• **DESCRIPTION OF THE TASK**: Find how many lines in the material contain "hood"; your answer should be that number alone.

• **INPUT DATA**:
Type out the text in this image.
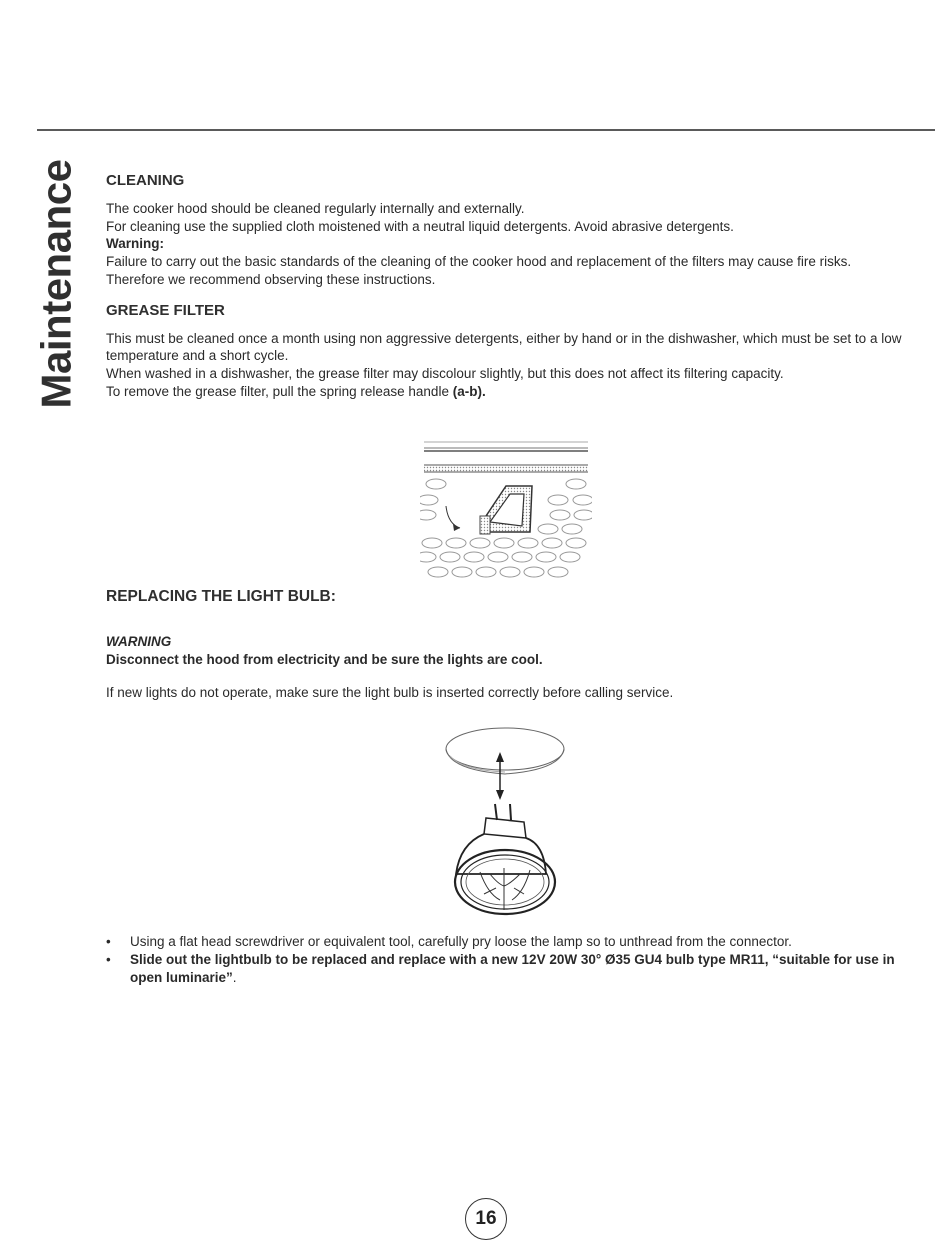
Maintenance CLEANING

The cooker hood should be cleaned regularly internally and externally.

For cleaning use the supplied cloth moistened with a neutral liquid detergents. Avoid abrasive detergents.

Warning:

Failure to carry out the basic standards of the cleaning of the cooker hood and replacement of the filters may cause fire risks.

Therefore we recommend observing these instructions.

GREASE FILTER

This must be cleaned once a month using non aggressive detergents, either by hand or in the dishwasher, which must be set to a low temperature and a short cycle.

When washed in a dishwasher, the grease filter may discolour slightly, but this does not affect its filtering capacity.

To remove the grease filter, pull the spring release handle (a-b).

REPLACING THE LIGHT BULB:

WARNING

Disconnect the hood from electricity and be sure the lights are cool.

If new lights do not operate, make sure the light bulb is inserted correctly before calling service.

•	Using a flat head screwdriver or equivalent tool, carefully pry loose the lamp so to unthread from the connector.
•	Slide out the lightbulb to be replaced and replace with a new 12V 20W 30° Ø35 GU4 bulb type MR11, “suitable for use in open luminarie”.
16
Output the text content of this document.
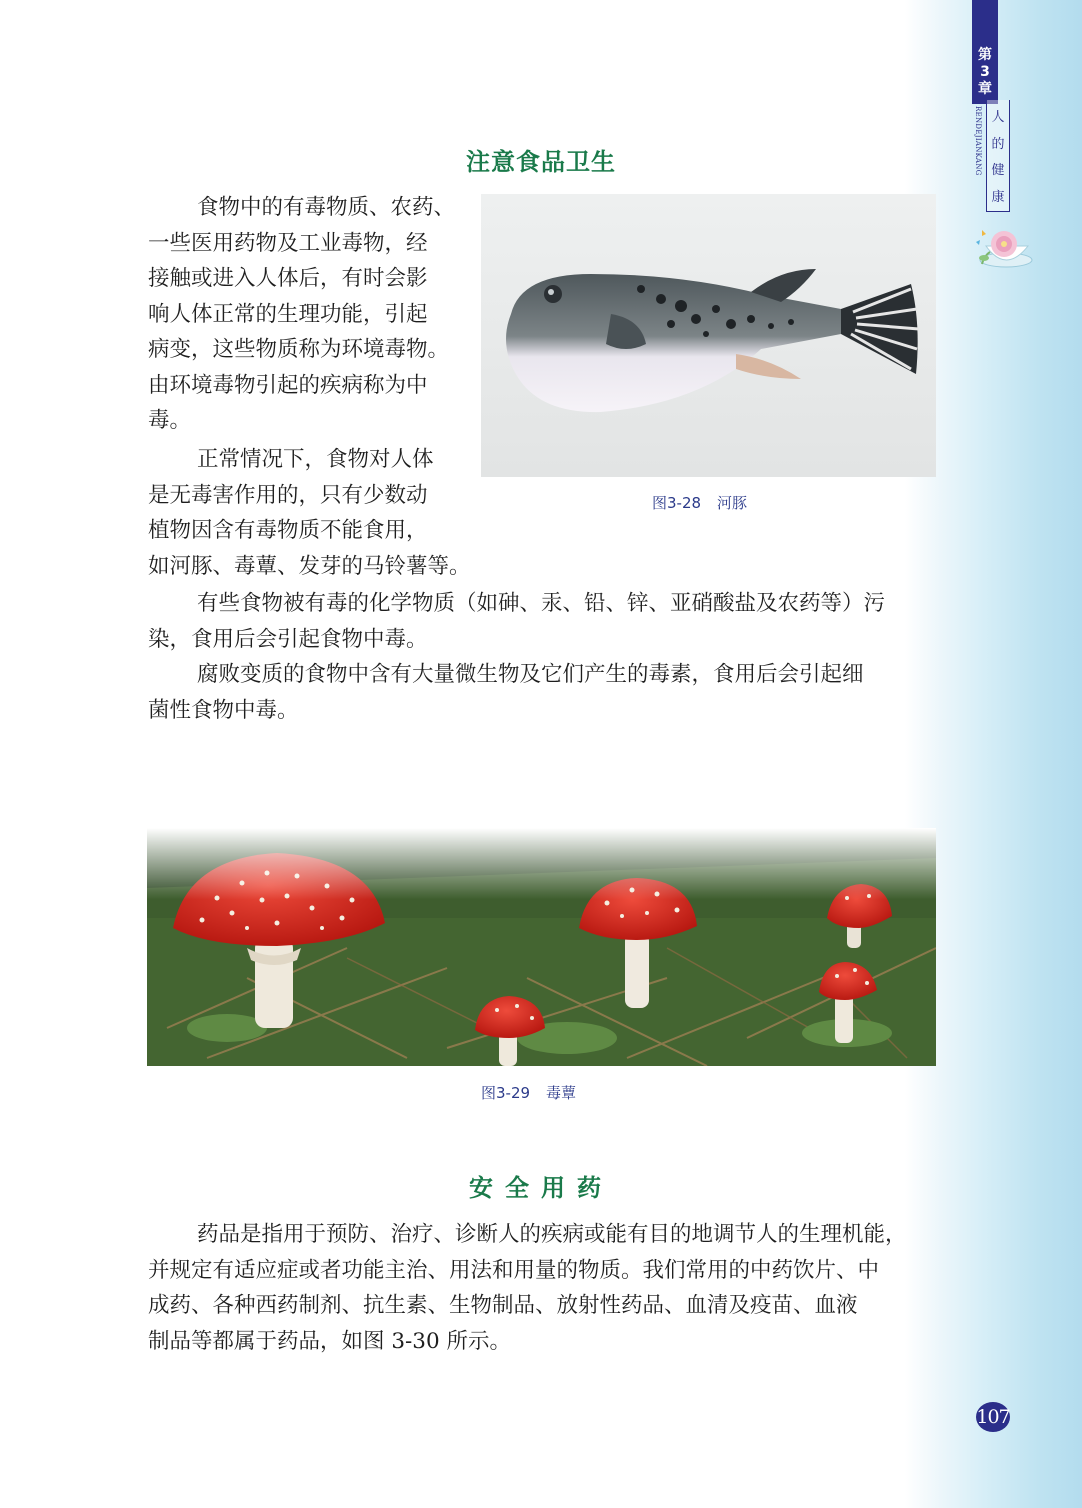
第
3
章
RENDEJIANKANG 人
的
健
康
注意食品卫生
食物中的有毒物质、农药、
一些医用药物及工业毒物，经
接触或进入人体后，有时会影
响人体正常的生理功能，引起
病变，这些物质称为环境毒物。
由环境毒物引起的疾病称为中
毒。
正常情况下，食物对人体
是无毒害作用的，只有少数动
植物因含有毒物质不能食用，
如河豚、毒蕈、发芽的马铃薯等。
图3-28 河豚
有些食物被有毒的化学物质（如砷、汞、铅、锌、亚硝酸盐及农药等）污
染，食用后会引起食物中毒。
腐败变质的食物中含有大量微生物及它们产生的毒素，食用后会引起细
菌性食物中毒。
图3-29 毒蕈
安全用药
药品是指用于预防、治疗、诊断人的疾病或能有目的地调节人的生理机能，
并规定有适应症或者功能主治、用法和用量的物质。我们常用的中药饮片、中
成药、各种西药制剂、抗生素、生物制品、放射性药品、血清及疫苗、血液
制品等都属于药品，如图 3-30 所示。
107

• **RESPONSE TO THE EXERCISE**: 3